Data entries
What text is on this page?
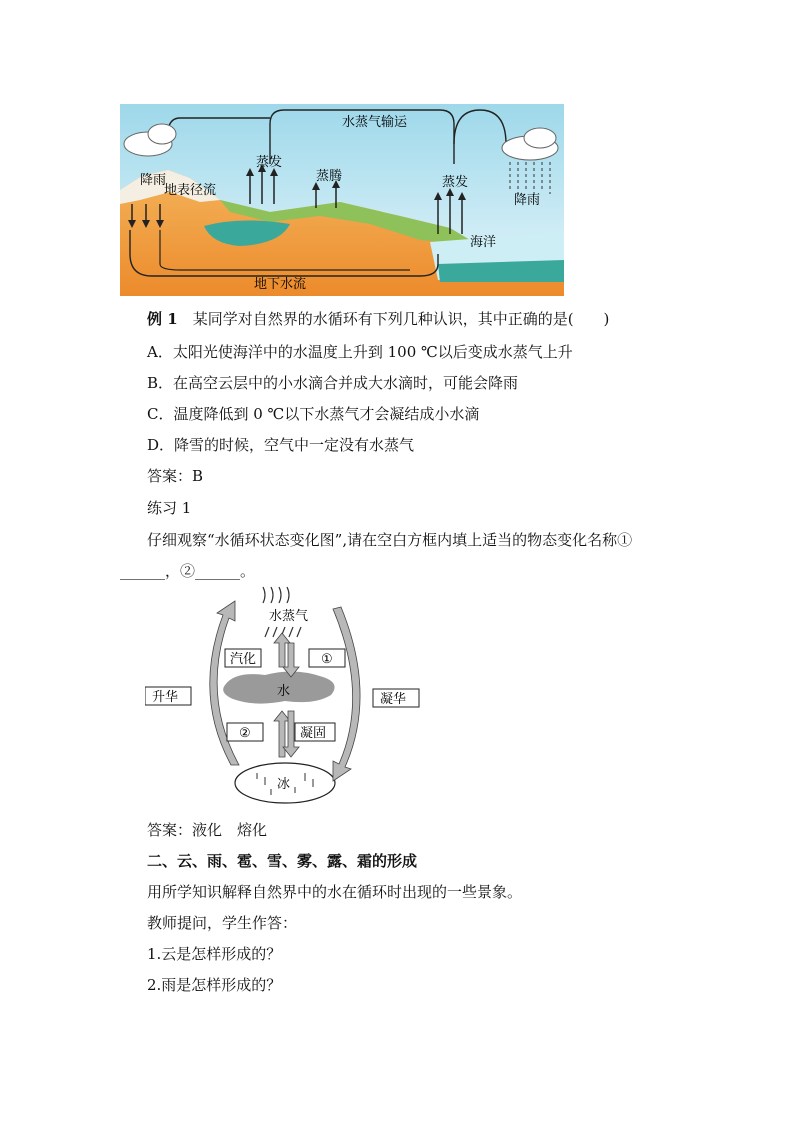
水蒸气输运
蒸发
蒸腾
降雨
地表径流
蒸发
降雨
海洋
地下水流
例 1　 某同学对自然界的水循环有下列几种认识，其中正确的是(　　)
A．太阳光使海洋中的水温度上升到 100 ℃以后变成水蒸气上升
B．在高空云层中的小水滴合并成大水滴时，可能会降雨
C．温度降低到 0 ℃以下水蒸气才会凝结成小水滴
D．降雪的时候，空气中一定没有水蒸气
答案：B
练习 1
仔细观察“水循环状态变化图”,请在空白方框内填上适当的物态变化名称①
______，②______。
水蒸气
水
冰
汽化	①
②	凝固
升华	凝华
答案：液化　熔化
二、云、雨、雹、雪、雾、露、霜的形成
用所学知识解释自然界中的水在循环时出现的一些景象。
教师提问，学生作答：
1.云是怎样形成的？
2.雨是怎样形成的？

## [Exercise]
Return all of the entries exactly as written, but drop any pictures they hold.

## [Reply]
What text is on this page?
水蒸气输运
蒸发
蒸腾
降雨
地表径流
蒸发
降雨
海洋
地下水流
例 1　 某同学对自然界的水循环有下列几种认识，其中正确的是(　　)
A．太阳光使海洋中的水温度上升到 100 ℃以后变成水蒸气上升
B．在高空云层中的小水滴合并成大水滴时，可能会降雨
C．温度降低到 0 ℃以下水蒸气才会凝结成小水滴
D．降雪的时候，空气中一定没有水蒸气
答案：B
练习 1
仔细观察“水循环状态变化图”,请在空白方框内填上适当的物态变化名称①
______，②______。
水蒸气
水
冰
汽化	①
②	凝固
升华	凝华
答案：液化　熔化
二、云、雨、雹、雪、雾、露、霜的形成
用所学知识解释自然界中的水在循环时出现的一些景象。
教师提问，学生作答：
1.云是怎样形成的？
2.雨是怎样形成的？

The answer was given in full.